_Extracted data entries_
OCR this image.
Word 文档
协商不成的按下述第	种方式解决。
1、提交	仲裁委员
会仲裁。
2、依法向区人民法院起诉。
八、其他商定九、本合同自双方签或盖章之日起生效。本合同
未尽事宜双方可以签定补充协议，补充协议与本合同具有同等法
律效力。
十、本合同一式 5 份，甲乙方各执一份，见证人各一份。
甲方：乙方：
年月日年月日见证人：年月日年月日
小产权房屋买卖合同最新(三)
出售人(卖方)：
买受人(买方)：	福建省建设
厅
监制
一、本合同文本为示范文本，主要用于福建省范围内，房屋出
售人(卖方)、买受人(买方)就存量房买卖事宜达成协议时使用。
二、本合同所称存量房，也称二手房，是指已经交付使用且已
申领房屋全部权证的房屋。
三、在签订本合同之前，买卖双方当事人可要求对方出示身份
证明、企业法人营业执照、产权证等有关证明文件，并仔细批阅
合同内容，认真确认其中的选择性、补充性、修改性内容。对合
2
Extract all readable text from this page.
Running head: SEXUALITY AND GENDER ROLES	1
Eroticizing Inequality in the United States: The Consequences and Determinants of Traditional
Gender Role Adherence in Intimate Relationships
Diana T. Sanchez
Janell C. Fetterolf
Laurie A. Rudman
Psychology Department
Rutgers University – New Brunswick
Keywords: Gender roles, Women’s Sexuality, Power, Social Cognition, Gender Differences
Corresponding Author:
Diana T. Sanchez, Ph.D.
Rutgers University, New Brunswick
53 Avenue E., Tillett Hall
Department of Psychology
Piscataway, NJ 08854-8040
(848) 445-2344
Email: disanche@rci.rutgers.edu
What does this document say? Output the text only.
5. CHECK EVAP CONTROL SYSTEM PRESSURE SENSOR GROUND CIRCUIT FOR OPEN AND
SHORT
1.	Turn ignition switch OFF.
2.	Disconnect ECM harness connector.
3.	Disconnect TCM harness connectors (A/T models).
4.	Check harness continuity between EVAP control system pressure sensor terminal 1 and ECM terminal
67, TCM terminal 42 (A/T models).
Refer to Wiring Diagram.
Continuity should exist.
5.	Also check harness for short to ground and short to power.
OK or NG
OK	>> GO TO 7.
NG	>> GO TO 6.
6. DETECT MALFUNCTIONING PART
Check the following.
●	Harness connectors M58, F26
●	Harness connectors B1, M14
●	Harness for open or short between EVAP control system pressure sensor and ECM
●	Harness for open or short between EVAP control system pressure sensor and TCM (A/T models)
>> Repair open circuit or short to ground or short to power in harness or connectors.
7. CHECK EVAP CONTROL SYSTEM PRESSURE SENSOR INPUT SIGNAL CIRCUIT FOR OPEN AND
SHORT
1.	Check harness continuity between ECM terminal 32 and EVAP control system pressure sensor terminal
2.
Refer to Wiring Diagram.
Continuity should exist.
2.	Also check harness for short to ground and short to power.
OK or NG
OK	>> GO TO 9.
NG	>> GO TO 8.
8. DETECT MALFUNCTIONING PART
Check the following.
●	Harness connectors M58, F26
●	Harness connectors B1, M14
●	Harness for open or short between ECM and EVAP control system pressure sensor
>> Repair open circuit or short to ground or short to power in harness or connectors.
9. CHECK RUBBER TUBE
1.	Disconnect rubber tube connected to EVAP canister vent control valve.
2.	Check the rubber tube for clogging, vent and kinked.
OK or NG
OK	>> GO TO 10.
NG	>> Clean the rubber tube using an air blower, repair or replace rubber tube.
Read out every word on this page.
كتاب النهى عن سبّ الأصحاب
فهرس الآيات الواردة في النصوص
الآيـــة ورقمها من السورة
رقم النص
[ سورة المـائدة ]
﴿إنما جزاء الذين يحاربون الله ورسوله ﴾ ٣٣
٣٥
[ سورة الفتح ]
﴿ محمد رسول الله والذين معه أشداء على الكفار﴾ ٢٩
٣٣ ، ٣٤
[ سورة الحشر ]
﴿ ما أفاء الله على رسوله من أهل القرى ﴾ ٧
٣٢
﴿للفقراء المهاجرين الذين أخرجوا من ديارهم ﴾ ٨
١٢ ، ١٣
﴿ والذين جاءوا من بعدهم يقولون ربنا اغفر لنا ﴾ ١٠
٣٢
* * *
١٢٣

_PROBLEM TO SOLVE_
Look above for every line with the word "terminal" and copy it.

_TASK RESULT_
4.	Check harness continuity between EVAP control system pressure sensor terminal 1 and ECM terminal
67, TCM terminal 42 (A/T models).
1.	Check harness continuity between ECM terminal 32 and EVAP control system pressure sensor terminal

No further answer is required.